Required task: Copy out every line of the data below word for word, but leave the pictures out of your answer.
-- Start Provided entries --
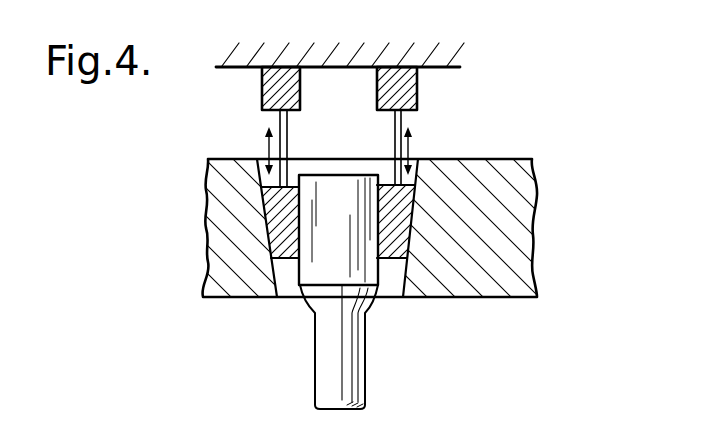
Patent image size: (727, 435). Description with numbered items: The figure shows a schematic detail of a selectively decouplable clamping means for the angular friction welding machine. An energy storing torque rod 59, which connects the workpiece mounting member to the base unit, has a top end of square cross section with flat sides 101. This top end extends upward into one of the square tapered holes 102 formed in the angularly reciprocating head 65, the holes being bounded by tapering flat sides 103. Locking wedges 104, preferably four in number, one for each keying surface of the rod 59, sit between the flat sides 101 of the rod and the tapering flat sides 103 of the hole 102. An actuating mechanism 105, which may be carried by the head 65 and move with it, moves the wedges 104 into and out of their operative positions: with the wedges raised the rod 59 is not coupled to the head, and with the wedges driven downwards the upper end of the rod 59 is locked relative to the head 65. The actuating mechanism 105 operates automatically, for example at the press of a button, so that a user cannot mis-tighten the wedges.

The angularly reciprocating head 65 is at (523, 265).
The actuating mechanism 105 is at (400, 83).
The tapering flat sides 103 is at (417, 163).
The locking wedges 104 is at (280, 219).
The flat sides 101 is at (332, 262).
The square tapered holes 102 is at (390, 268).
The energy storing torque rod 59 is at (352, 386).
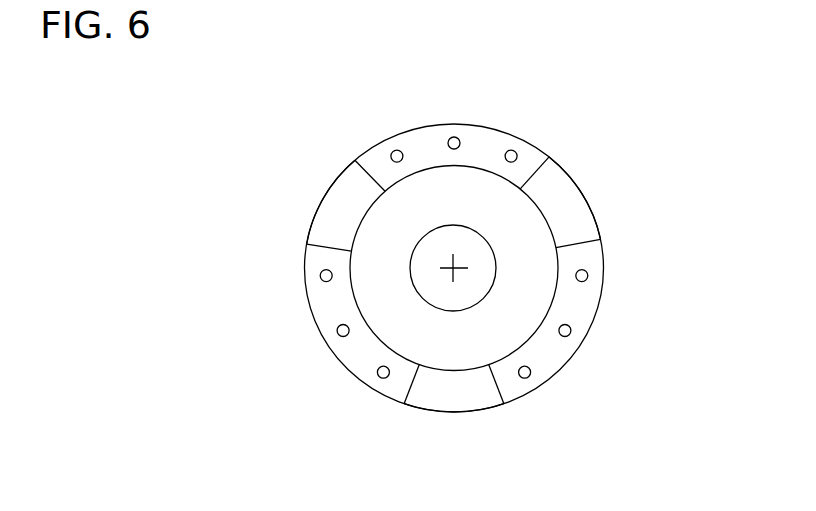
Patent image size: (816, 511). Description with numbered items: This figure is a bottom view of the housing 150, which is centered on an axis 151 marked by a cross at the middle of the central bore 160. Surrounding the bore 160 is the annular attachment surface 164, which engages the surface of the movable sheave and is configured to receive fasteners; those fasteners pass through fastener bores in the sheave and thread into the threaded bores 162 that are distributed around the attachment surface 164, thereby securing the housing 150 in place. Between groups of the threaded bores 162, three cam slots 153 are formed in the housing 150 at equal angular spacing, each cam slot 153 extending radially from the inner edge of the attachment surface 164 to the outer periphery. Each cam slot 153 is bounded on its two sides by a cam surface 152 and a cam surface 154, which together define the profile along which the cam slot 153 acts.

The housing 150 is at (497, 97).
The axis 151 is at (457, 275).
The cam surface 152 is at (537, 177).
The cam slot 153 is at (558, 208).
The cam surface 154 is at (575, 244).
The bore 160 is at (438, 225).
The threaded bore 162 is at (398, 150).
The attachment surface 164 is at (330, 307).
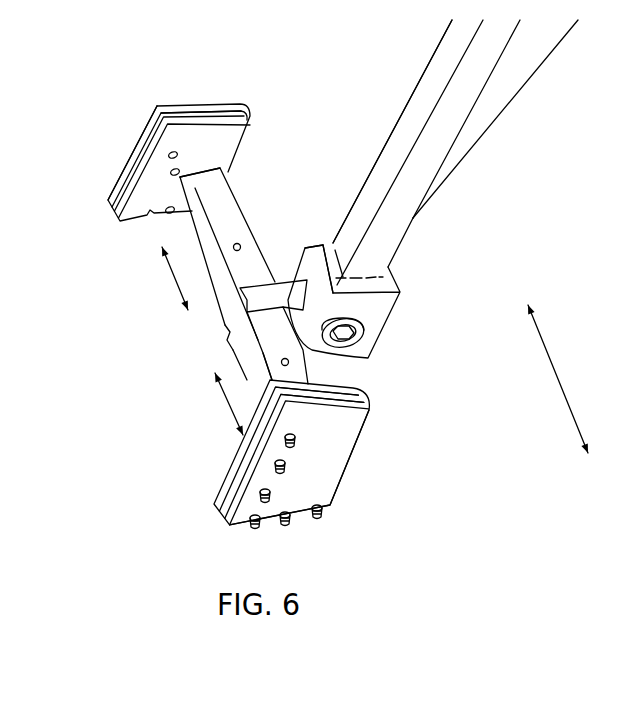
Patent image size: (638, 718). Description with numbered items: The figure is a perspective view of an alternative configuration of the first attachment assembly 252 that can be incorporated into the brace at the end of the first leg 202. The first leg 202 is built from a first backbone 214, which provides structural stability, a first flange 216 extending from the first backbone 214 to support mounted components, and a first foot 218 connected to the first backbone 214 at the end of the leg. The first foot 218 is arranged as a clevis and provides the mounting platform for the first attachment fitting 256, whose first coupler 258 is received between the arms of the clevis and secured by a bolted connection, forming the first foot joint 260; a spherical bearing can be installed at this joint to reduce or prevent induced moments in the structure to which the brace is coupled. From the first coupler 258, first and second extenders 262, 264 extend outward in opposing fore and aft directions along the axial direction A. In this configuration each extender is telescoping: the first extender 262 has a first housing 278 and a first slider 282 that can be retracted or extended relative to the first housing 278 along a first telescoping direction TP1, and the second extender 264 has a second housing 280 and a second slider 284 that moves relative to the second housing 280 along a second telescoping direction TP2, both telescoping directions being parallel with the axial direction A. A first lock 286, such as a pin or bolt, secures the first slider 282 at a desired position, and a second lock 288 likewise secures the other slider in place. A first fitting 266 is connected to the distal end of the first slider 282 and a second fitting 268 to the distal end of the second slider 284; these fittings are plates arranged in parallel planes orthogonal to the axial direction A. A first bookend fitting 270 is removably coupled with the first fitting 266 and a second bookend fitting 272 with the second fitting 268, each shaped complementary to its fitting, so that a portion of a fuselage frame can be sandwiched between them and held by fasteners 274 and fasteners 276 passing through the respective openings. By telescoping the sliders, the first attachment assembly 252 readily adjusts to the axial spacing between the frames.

The first leg 202 is at (390, 125).
The first backbone 214 is at (435, 67).
The first flange 216 is at (475, 123).
The first foot 218 is at (373, 307).
The first attachment assembly 252 is at (137, 108).
The first attachment fitting 256 is at (178, 321).
The first coupler 258 is at (273, 282).
The first foot joint 260 is at (372, 338).
The first extender 262 is at (232, 358).
The second extender 264 is at (252, 212).
The first fitting 266 is at (233, 476).
The second fitting 268 is at (238, 137).
The first bookend fitting 270 is at (342, 443).
The second bookend fitting 272 is at (205, 108).
The fasteners 274 is at (322, 509).
The fasteners 276 is at (165, 153).
The first housing 278 is at (255, 367).
The second housing 280 is at (265, 257).
The first slider 282 is at (300, 383).
The second slider 284 is at (217, 203).
The first lock 286 is at (292, 362).
The second lock 288 is at (233, 246).
The first telescoping direction TP1 is at (157, 278).
The second telescoping direction TP2 is at (215, 404).
The axial direction A is at (558, 379).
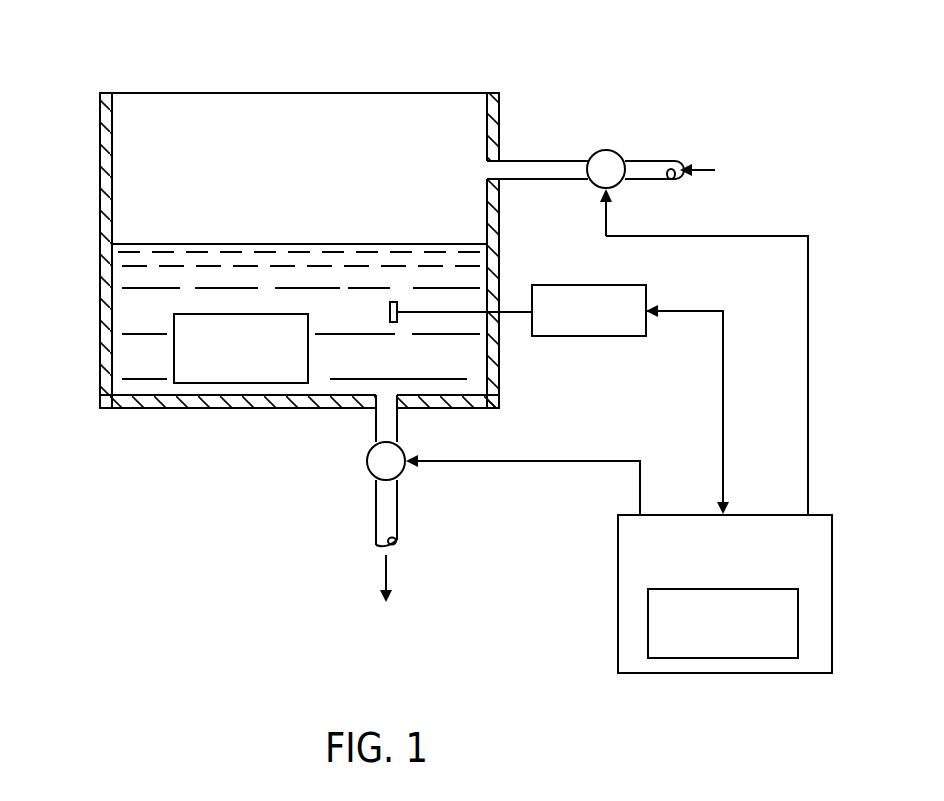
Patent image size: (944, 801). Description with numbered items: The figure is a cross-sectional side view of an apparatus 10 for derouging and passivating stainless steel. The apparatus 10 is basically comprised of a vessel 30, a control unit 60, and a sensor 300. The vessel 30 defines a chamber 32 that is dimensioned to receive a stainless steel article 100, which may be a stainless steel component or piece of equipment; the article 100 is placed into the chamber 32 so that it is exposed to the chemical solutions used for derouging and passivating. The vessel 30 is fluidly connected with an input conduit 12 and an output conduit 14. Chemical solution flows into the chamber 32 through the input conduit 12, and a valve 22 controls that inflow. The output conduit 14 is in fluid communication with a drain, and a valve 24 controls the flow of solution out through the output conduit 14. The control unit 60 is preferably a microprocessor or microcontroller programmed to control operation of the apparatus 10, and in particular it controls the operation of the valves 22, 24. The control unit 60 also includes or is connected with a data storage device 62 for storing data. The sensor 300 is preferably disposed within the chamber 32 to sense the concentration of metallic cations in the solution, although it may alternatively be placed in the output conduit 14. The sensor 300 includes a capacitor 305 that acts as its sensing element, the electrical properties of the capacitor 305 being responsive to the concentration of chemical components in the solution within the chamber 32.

The apparatus 10 is at (616, 59).
The vessel 30 is at (99, 124).
The chamber 32 is at (143, 183).
The stainless steel article 100 is at (215, 370).
The capacitor 305 is at (400, 303).
The sensor 300 is at (599, 350).
The input conduit 12 is at (534, 159).
The valve 22 is at (615, 150).
The output conduit 14 is at (375, 428).
The valve 24 is at (365, 468).
The control unit 60 is at (617, 572).
The data storage device 62 is at (710, 660).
-- End Provided entries --
Exercise answer:
Patent image size: (727, 435). Description with numbered items: The figure shows a schematic detail of a selectively decouplable clamping means for the angular friction welding machine. An energy storing torque rod 59, which connects the workpiece mounting member to the base unit, has a top end of square cross section with flat sides 101. This top end extends upward into one of the square tapered holes 102 formed in the angularly reciprocating head 65, the holes being bounded by tapering flat sides 103. Locking wedges 104, preferably four in number, one for each keying surface of the rod 59, sit between the flat sides 101 of the rod and the tapering flat sides 103 of the hole 102. An actuating mechanism 105, which may be carried by the head 65 and move with it, moves the wedges 104 into and out of their operative positions: with the wedges raised the rod 59 is not coupled to the head, and with the wedges driven downwards the upper end of the rod 59 is locked relative to the head 65. The actuating mechanism 105 operates automatically, for example at the press of a button, so that a user cannot mis-tighten the wedges.

The angularly reciprocating head 65 is at (523, 265).
The actuating mechanism 105 is at (400, 83).
The tapering flat sides 103 is at (417, 163).
The locking wedges 104 is at (280, 219).
The flat sides 101 is at (332, 262).
The square tapered holes 102 is at (390, 268).
The energy storing torque rod 59 is at (352, 386).
Patent image size: (816, 511). Description with numbered items: This figure is a bottom view of the housing 150, which is centered on an axis 151 marked by a cross at the middle of the central bore 160. Surrounding the bore 160 is the annular attachment surface 164, which engages the surface of the movable sheave and is configured to receive fasteners; those fasteners pass through fastener bores in the sheave and thread into the threaded bores 162 that are distributed around the attachment surface 164, thereby securing the housing 150 in place. Between groups of the threaded bores 162, three cam slots 153 are formed in the housing 150 at equal angular spacing, each cam slot 153 extending radially from the inner edge of the attachment surface 164 to the outer periphery. Each cam slot 153 is bounded on its two sides by a cam surface 152 and a cam surface 154, which together define the profile along which the cam slot 153 acts.

The housing 150 is at (497, 97).
The axis 151 is at (457, 275).
The cam surface 152 is at (537, 177).
The cam slot 153 is at (558, 208).
The cam surface 154 is at (575, 244).
The bore 160 is at (438, 225).
The threaded bore 162 is at (398, 150).
The attachment surface 164 is at (330, 307).
Patent image size: (638, 718). Description with numbered items: The figure is a perspective view of an alternative configuration of the first attachment assembly 252 that can be incorporated into the brace at the end of the first leg 202. The first leg 202 is built from a first backbone 214, which provides structural stability, a first flange 216 extending from the first backbone 214 to support mounted components, and a first foot 218 connected to the first backbone 214 at the end of the leg. The first foot 218 is arranged as a clevis and provides the mounting platform for the first attachment fitting 256, whose first coupler 258 is received between the arms of the clevis and secured by a bolted connection, forming the first foot joint 260; a spherical bearing can be installed at this joint to reduce or prevent induced moments in the structure to which the brace is coupled. From the first coupler 258, first and second extenders 262, 264 extend outward in opposing fore and aft directions along the axial direction A. In this configuration each extender is telescoping: the first extender 262 has a first housing 278 and a first slider 282 that can be retracted or extended relative to the first housing 278 along a first telescoping direction TP1, and the second extender 264 has a second housing 280 and a second slider 284 that moves relative to the second housing 280 along a second telescoping direction TP2, both telescoping directions being parallel with the axial direction A. A first lock 286, such as a pin or bolt, secures the first slider 282 at a desired position, and a second lock 288 likewise secures the other slider in place. A first fitting 266 is connected to the distal end of the first slider 282 and a second fitting 268 to the distal end of the second slider 284; these fittings are plates arranged in parallel planes orthogonal to the axial direction A. A first bookend fitting 270 is removably coupled with the first fitting 266 and a second bookend fitting 272 with the second fitting 268, each shaped complementary to its fitting, so that a portion of a fuselage frame can be sandwiched between them and held by fasteners 274 and fasteners 276 passing through the respective openings. By telescoping the sliders, the first attachment assembly 252 readily adjusts to the axial spacing between the frames.

The first leg 202 is at (390, 125).
The first backbone 214 is at (435, 67).
The first flange 216 is at (475, 123).
The first foot 218 is at (373, 307).
The first attachment assembly 252 is at (137, 108).
The first attachment fitting 256 is at (178, 321).
The first coupler 258 is at (273, 282).
The first foot joint 260 is at (372, 338).
The first extender 262 is at (232, 358).
The second extender 264 is at (252, 212).
The first fitting 266 is at (233, 476).
The second fitting 268 is at (238, 137).
The first bookend fitting 270 is at (342, 443).
The second bookend fitting 272 is at (205, 108).
The fasteners 274 is at (322, 509).
The fasteners 276 is at (165, 153).
The first housing 278 is at (255, 367).
The second housing 280 is at (265, 257).
The first slider 282 is at (300, 383).
The second slider 284 is at (217, 203).
The first lock 286 is at (292, 362).
The second lock 288 is at (233, 246).
The first telescoping direction TP1 is at (157, 278).
The second telescoping direction TP2 is at (215, 404).
The axial direction A is at (558, 379).
Patent image size: (944, 801). Description with numbered items: The figure is a cross-sectional side view of an apparatus 10 for derouging and passivating stainless steel. The apparatus 10 is basically comprised of a vessel 30, a control unit 60, and a sensor 300. The vessel 30 defines a chamber 32 that is dimensioned to receive a stainless steel article 100, which may be a stainless steel component or piece of equipment; the article 100 is placed into the chamber 32 so that it is exposed to the chemical solutions used for derouging and passivating. The vessel 30 is fluidly connected with an input conduit 12 and an output conduit 14. Chemical solution flows into the chamber 32 through the input conduit 12, and a valve 22 controls that inflow. The output conduit 14 is in fluid communication with a drain, and a valve 24 controls the flow of solution out through the output conduit 14. The control unit 60 is preferably a microprocessor or microcontroller programmed to control operation of the apparatus 10, and in particular it controls the operation of the valves 22, 24. The control unit 60 also includes or is connected with a data storage device 62 for storing data. The sensor 300 is preferably disposed within the chamber 32 to sense the concentration of metallic cations in the solution, although it may alternatively be placed in the output conduit 14. The sensor 300 includes a capacitor 305 that acts as its sensing element, the electrical properties of the capacitor 305 being responsive to the concentration of chemical components in the solution within the chamber 32.

The apparatus 10 is at (616, 59).
The vessel 30 is at (99, 124).
The chamber 32 is at (143, 183).
The stainless steel article 100 is at (215, 370).
The capacitor 305 is at (400, 303).
The sensor 300 is at (599, 350).
The input conduit 12 is at (534, 159).
The valve 22 is at (615, 150).
The output conduit 14 is at (375, 428).
The valve 24 is at (365, 468).
The control unit 60 is at (617, 572).
The data storage device 62 is at (710, 660).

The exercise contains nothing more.